> Exercise aim: Reproduce the material word for word, from its first line through the line that contains "skill-chip: JavaScript xyxy=(558,1800,732,1866)", including both of those lines.

========================================================================

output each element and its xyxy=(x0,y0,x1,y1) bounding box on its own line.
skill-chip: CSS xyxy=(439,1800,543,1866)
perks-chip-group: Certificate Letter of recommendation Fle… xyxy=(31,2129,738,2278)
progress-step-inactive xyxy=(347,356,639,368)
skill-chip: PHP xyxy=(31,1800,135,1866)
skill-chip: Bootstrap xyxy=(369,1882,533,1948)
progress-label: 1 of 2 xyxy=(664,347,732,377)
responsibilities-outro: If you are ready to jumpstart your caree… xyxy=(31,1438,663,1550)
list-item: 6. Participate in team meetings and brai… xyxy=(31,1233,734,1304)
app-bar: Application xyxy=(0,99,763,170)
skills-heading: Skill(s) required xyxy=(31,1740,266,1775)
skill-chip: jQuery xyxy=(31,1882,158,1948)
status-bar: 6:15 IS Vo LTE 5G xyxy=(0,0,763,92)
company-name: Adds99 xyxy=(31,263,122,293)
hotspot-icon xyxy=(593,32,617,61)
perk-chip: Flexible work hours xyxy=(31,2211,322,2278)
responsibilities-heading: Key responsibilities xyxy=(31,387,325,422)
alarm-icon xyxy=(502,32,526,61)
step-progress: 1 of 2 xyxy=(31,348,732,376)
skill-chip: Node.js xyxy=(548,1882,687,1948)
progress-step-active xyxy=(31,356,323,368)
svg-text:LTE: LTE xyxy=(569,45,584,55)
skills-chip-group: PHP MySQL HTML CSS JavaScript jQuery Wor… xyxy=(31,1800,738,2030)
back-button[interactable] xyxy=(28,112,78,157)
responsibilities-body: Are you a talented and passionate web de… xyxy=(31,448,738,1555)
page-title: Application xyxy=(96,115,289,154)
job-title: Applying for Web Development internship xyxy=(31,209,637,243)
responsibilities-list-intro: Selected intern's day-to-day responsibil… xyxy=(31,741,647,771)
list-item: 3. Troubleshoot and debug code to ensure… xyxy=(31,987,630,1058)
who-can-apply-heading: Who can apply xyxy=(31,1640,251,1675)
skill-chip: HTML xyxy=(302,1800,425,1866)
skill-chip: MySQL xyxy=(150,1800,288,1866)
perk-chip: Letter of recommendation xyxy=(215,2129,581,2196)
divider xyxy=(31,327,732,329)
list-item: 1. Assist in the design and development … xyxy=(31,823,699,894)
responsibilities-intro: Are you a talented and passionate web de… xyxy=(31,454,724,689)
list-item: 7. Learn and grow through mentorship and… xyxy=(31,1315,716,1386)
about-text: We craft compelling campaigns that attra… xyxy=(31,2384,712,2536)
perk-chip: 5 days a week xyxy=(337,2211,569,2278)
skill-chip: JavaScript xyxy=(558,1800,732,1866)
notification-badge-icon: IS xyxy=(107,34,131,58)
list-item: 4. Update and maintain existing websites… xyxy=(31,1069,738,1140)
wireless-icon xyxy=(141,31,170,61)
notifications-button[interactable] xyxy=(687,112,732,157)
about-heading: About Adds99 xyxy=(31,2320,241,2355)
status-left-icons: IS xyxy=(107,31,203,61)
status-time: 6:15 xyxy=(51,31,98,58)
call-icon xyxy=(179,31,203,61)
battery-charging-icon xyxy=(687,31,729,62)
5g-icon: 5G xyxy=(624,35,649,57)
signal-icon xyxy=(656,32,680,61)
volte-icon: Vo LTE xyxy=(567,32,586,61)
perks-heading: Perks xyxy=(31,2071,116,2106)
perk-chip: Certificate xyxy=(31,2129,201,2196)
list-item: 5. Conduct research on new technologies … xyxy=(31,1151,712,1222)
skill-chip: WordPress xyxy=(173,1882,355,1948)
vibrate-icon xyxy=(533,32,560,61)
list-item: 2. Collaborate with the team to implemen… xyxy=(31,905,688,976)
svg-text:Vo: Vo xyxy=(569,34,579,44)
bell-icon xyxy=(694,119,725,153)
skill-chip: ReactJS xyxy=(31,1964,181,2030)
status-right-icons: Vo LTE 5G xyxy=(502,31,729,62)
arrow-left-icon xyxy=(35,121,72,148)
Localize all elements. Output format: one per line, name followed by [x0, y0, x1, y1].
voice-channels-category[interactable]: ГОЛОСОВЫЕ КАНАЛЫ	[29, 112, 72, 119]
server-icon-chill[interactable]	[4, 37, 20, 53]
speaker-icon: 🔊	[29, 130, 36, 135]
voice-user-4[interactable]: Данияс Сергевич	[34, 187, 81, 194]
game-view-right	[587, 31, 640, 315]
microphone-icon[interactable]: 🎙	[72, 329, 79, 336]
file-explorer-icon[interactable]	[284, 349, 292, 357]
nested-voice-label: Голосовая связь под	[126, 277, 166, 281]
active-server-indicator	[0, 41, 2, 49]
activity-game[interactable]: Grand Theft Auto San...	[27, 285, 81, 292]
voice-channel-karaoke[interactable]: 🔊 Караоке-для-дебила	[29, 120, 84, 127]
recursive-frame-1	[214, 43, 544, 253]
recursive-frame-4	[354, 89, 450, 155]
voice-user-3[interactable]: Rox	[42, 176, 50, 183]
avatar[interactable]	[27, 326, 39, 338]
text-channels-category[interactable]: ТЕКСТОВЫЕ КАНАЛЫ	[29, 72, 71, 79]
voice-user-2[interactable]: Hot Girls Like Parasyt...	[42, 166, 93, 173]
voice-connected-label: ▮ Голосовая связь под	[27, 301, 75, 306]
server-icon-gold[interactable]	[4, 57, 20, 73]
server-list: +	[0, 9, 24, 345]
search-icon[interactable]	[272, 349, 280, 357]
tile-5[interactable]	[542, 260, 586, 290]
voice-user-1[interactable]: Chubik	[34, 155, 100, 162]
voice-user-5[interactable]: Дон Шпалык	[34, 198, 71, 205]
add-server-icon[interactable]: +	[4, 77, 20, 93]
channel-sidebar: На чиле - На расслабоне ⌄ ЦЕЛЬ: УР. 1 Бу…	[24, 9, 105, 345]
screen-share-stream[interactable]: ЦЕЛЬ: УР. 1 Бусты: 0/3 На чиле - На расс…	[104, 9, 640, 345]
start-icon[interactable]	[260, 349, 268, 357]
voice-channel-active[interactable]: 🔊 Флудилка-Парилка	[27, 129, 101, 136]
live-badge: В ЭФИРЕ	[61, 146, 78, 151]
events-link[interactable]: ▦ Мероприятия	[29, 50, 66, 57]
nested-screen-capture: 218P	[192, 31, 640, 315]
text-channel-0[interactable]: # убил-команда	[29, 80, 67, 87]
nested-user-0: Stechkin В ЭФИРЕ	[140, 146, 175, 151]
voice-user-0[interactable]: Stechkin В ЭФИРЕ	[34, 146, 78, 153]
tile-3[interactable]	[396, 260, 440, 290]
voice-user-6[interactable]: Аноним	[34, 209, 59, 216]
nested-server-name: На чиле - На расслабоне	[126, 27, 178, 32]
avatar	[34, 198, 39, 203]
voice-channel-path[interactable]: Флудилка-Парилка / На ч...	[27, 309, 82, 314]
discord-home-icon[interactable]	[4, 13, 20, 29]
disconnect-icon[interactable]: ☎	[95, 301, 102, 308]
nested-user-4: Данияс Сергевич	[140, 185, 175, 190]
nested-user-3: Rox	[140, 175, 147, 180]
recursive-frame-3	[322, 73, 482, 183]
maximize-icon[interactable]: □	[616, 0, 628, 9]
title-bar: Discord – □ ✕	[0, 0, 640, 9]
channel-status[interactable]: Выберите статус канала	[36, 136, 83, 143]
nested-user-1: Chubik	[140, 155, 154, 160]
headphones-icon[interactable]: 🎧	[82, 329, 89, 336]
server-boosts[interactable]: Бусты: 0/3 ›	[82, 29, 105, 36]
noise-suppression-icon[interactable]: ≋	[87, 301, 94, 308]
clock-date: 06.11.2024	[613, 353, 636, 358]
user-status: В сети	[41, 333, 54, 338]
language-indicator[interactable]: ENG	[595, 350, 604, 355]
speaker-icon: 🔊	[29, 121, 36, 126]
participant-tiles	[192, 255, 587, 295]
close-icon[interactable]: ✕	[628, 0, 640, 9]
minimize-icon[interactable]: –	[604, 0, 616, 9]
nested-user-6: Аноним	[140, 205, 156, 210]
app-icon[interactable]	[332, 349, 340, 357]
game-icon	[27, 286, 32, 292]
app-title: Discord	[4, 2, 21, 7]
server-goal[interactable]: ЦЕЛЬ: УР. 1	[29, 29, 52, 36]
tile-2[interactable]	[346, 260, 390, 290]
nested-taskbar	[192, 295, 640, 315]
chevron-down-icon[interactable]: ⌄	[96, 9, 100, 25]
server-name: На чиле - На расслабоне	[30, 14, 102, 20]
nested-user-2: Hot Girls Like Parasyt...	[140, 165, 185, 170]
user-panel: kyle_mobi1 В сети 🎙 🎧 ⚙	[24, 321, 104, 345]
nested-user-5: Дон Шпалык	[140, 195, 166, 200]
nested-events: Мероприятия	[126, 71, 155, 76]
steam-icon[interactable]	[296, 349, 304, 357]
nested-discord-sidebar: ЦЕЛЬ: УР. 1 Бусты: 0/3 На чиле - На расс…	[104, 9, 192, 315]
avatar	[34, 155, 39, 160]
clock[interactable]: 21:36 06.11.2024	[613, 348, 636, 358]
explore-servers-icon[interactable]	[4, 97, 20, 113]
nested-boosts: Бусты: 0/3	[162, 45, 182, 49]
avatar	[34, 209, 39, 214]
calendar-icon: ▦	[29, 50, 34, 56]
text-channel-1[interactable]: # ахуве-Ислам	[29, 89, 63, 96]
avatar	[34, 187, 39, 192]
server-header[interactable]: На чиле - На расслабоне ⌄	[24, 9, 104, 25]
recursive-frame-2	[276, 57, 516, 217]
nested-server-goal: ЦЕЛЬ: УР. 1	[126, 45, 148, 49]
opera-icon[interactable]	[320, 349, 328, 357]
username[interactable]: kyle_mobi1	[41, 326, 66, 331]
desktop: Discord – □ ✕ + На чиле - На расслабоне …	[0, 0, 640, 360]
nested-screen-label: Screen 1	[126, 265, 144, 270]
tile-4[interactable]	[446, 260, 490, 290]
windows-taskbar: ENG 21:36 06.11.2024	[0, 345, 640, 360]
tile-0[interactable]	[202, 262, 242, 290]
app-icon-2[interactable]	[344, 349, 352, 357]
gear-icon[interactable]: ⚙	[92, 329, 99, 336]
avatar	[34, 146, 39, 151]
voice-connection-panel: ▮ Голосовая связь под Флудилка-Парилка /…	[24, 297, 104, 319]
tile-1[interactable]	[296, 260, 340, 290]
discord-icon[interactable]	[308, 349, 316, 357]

========================================================================

> Solution below:
output each element and its xyxy=(x0,y0,x1,y1) bounding box on its own line.
skill-chip: CSS xyxy=(439,1800,543,1866)
perks-chip-group: Certificate Letter of recommendation Fle… xyxy=(31,2129,738,2278)
progress-step-inactive xyxy=(347,356,639,368)
skill-chip: PHP xyxy=(31,1800,135,1866)
skill-chip: Bootstrap xyxy=(369,1882,533,1948)
progress-label: 1 of 2 xyxy=(664,347,732,377)
responsibilities-outro: If you are ready to jumpstart your caree… xyxy=(31,1438,663,1550)
list-item: 6. Participate in team meetings and brai… xyxy=(31,1233,734,1304)
app-bar: Application xyxy=(0,99,763,170)
skills-heading: Skill(s) required xyxy=(31,1740,266,1775)
skill-chip: jQuery xyxy=(31,1882,158,1948)
status-bar: 6:15 IS Vo LTE 5G xyxy=(0,0,763,92)
company-name: Adds99 xyxy=(31,263,122,293)
hotspot-icon xyxy=(593,32,617,61)
perk-chip: Flexible work hours xyxy=(31,2211,322,2278)
responsibilities-heading: Key responsibilities xyxy=(31,387,325,422)
alarm-icon xyxy=(502,32,526,61)
step-progress: 1 of 2 xyxy=(31,348,732,376)
skill-chip: Node.js xyxy=(548,1882,687,1948)
progress-step-active xyxy=(31,356,323,368)
svg-text:LTE: LTE xyxy=(569,45,584,55)
skills-chip-group: PHP MySQL HTML CSS JavaScript jQuery Wor… xyxy=(31,1800,738,2030)
back-button[interactable] xyxy=(28,112,78,157)
responsibilities-body: Are you a talented and passionate web de… xyxy=(31,448,738,1555)
page-title: Application xyxy=(96,115,289,154)
job-title: Applying for Web Development internship xyxy=(31,209,637,243)
responsibilities-list-intro: Selected intern's day-to-day responsibil… xyxy=(31,741,647,771)
list-item: 3. Troubleshoot and debug code to ensure… xyxy=(31,987,630,1058)
who-can-apply-heading: Who can apply xyxy=(31,1640,251,1675)
skill-chip: HTML xyxy=(302,1800,425,1866)
skill-chip: MySQL xyxy=(150,1800,288,1866)
perk-chip: Letter of recommendation xyxy=(215,2129,581,2196)
divider xyxy=(31,327,732,329)
list-item: 1. Assist in the design and development … xyxy=(31,823,699,894)
responsibilities-intro: Are you a talented and passionate web de… xyxy=(31,454,724,689)
list-item: 7. Learn and grow through mentorship and… xyxy=(31,1315,716,1386)
about-text: We craft compelling campaigns that attra… xyxy=(31,2384,712,2536)
perk-chip: 5 days a week xyxy=(337,2211,569,2278)
skill-chip: JavaScript xyxy=(558,1800,732,1866)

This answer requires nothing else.